Start of Supplied data

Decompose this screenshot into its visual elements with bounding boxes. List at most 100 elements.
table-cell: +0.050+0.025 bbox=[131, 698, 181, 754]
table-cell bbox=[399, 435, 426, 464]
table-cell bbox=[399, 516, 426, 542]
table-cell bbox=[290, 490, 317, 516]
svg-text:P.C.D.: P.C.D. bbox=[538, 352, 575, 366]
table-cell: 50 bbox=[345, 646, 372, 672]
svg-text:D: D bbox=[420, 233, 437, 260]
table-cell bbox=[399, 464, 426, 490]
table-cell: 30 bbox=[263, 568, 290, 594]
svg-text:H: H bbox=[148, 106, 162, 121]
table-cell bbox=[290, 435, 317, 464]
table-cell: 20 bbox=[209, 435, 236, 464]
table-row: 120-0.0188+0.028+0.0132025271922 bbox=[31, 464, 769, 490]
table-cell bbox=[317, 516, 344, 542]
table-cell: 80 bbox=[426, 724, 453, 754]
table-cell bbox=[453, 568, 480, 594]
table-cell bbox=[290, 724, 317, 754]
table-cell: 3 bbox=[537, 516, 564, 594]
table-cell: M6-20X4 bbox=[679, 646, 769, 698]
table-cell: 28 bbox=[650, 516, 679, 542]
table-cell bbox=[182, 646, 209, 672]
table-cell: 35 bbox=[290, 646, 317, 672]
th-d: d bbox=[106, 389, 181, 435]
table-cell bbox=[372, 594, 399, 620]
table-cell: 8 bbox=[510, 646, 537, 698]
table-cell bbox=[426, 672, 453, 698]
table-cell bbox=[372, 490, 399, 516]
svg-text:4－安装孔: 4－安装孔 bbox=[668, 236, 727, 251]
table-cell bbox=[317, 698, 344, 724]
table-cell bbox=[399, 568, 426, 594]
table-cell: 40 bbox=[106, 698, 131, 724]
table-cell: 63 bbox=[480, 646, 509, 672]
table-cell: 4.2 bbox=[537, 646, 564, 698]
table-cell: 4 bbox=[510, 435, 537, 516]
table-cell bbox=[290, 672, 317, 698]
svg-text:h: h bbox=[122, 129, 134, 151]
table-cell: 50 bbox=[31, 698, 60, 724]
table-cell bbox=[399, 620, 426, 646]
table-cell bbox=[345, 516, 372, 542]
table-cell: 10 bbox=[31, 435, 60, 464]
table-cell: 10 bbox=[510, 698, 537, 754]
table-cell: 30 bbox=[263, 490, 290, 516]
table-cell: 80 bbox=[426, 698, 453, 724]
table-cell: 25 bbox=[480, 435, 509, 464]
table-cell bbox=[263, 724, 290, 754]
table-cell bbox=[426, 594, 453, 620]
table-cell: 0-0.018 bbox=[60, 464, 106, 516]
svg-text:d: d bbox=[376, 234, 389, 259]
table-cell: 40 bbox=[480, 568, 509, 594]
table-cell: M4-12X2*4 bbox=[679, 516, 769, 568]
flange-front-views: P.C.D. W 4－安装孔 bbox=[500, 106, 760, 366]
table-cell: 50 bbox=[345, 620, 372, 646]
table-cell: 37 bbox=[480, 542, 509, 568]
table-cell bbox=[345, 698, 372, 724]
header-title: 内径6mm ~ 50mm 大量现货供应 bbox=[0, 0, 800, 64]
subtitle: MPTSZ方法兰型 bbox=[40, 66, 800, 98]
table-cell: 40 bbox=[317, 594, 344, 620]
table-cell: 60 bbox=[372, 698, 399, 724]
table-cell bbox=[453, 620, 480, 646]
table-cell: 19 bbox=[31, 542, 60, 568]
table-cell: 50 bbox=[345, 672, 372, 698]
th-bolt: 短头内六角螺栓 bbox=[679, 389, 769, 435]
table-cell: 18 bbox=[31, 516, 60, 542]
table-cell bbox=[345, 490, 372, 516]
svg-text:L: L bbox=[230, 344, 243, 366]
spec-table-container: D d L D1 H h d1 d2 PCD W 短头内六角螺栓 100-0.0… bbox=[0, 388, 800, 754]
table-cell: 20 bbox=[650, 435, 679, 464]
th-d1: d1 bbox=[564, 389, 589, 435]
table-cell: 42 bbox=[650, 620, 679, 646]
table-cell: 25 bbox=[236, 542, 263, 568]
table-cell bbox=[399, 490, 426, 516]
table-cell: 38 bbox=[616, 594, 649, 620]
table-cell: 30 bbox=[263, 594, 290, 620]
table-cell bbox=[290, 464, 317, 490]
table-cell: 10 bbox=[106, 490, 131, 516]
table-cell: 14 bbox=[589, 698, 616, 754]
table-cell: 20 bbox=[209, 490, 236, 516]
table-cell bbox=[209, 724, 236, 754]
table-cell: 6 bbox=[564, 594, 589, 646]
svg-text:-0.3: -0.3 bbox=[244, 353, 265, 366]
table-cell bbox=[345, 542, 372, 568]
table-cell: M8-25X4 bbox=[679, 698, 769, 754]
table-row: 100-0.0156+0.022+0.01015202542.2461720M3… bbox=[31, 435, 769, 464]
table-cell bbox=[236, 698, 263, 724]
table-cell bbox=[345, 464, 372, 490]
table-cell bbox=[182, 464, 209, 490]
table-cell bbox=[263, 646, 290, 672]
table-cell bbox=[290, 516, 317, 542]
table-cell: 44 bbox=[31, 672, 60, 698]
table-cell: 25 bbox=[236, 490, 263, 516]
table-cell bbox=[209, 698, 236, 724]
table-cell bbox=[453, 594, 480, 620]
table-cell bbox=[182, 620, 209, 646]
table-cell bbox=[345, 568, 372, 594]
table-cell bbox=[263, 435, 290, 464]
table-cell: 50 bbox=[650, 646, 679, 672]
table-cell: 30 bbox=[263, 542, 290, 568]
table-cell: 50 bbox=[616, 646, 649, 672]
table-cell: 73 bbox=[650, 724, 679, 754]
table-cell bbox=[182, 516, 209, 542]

End of Supplied data

Brief: Reproduce the records above line for line, without changing anything.

Finished answer:
Decompose this screenshot into its visual elements with bounding boxes. List at most 100 elements.
table-cell: +0.050+0.025 bbox=[131, 698, 181, 754]
table-cell bbox=[399, 435, 426, 464]
table-cell bbox=[399, 516, 426, 542]
table-cell bbox=[290, 490, 317, 516]
svg-text:P.C.D.: P.C.D. bbox=[538, 352, 575, 366]
table-cell: 50 bbox=[345, 646, 372, 672]
svg-text:D: D bbox=[420, 233, 437, 260]
table-cell bbox=[399, 464, 426, 490]
table-cell: 30 bbox=[263, 568, 290, 594]
svg-text:H: H bbox=[148, 106, 162, 121]
table-cell bbox=[290, 435, 317, 464]
table-cell: 20 bbox=[209, 435, 236, 464]
table-row: 120-0.0188+0.028+0.0132025271922 bbox=[31, 464, 769, 490]
table-cell bbox=[317, 516, 344, 542]
table-cell: 80 bbox=[426, 724, 453, 754]
table-cell bbox=[453, 568, 480, 594]
table-cell bbox=[290, 724, 317, 754]
table-cell: 3 bbox=[537, 516, 564, 594]
table-cell: M6-20X4 bbox=[679, 646, 769, 698]
table-cell: 28 bbox=[650, 516, 679, 542]
table-cell bbox=[182, 646, 209, 672]
table-cell: 35 bbox=[290, 646, 317, 672]
th-d: d bbox=[106, 389, 181, 435]
table-cell bbox=[372, 594, 399, 620]
table-cell: 8 bbox=[510, 646, 537, 698]
table-cell bbox=[426, 672, 453, 698]
table-cell bbox=[372, 490, 399, 516]
svg-text:4－安装孔: 4－安装孔 bbox=[668, 236, 727, 251]
table-cell bbox=[317, 698, 344, 724]
table-cell bbox=[399, 568, 426, 594]
table-cell: 40 bbox=[106, 698, 131, 724]
table-cell: 63 bbox=[480, 646, 509, 672]
table-cell: 4.2 bbox=[537, 646, 564, 698]
table-cell: 4 bbox=[510, 435, 537, 516]
table-cell bbox=[290, 672, 317, 698]
svg-text:h: h bbox=[122, 129, 134, 151]
table-cell: 50 bbox=[31, 698, 60, 724]
table-cell bbox=[399, 620, 426, 646]
table-cell bbox=[345, 516, 372, 542]
table-cell: 10 bbox=[31, 435, 60, 464]
table-cell: 10 bbox=[510, 698, 537, 754]
table-cell: 30 bbox=[263, 490, 290, 516]
table-cell: 80 bbox=[426, 698, 453, 724]
table-cell: 25 bbox=[480, 435, 509, 464]
table-cell bbox=[263, 724, 290, 754]
table-cell bbox=[426, 594, 453, 620]
table-cell: 0-0.018 bbox=[60, 464, 106, 516]
svg-text:d: d bbox=[376, 234, 389, 259]
table-cell: 40 bbox=[480, 568, 509, 594]
table-cell: M4-12X2*4 bbox=[679, 516, 769, 568]
flange-front-views: P.C.D. W 4－安装孔 bbox=[500, 106, 760, 366]
table-cell: 50 bbox=[345, 620, 372, 646]
table-cell: 37 bbox=[480, 542, 509, 568]
table-cell bbox=[345, 698, 372, 724]
header-title: 内径6mm ~ 50mm 大量现货供应 bbox=[0, 0, 800, 64]
subtitle: MPTSZ方法兰型 bbox=[40, 66, 800, 98]
table-cell: 40 bbox=[317, 594, 344, 620]
table-cell: 60 bbox=[372, 698, 399, 724]
table-cell bbox=[453, 620, 480, 646]
table-cell: 19 bbox=[31, 542, 60, 568]
table-cell: 50 bbox=[345, 672, 372, 698]
th-bolt: 短头内六角螺栓 bbox=[679, 389, 769, 435]
table-cell: 18 bbox=[31, 516, 60, 542]
table-cell bbox=[345, 490, 372, 516]
svg-text:L: L bbox=[230, 344, 243, 366]
spec-table-container: D d L D1 H h d1 d2 PCD W 短头内六角螺栓 100-0.0… bbox=[0, 388, 800, 754]
table-cell: 20 bbox=[650, 435, 679, 464]
th-d1: d1 bbox=[564, 389, 589, 435]
table-cell: 42 bbox=[650, 620, 679, 646]
table-cell: 25 bbox=[236, 542, 263, 568]
table-cell bbox=[399, 490, 426, 516]
table-cell: 38 bbox=[616, 594, 649, 620]
table-cell: 30 bbox=[263, 594, 290, 620]
table-cell bbox=[290, 464, 317, 490]
table-cell: 10 bbox=[106, 490, 131, 516]
table-cell: 14 bbox=[589, 698, 616, 754]
table-cell: 20 bbox=[209, 490, 236, 516]
table-cell bbox=[209, 724, 236, 754]
table-cell: 6 bbox=[564, 594, 589, 646]
svg-text:-0.3: -0.3 bbox=[244, 353, 265, 366]
table-cell bbox=[345, 542, 372, 568]
table-cell: M8-25X4 bbox=[679, 698, 769, 754]
table-row: 100-0.0156+0.022+0.01015202542.2461720M3… bbox=[31, 435, 769, 464]
table-cell bbox=[236, 698, 263, 724]
table-cell bbox=[345, 464, 372, 490]
table-cell bbox=[182, 464, 209, 490]
table-cell bbox=[263, 646, 290, 672]
table-cell bbox=[290, 516, 317, 542]
table-cell: 44 bbox=[31, 672, 60, 698]
table-cell: 25 bbox=[236, 490, 263, 516]
table-cell bbox=[209, 698, 236, 724]
table-cell bbox=[453, 594, 480, 620]
table-cell bbox=[182, 620, 209, 646]
table-cell bbox=[345, 568, 372, 594]
table-cell bbox=[263, 435, 290, 464]
table-cell: 50 bbox=[650, 646, 679, 672]
table-cell: 30 bbox=[263, 542, 290, 568]
table-cell: 50 bbox=[616, 646, 649, 672]
table-cell: 73 bbox=[650, 724, 679, 754]
table-cell bbox=[182, 516, 209, 542]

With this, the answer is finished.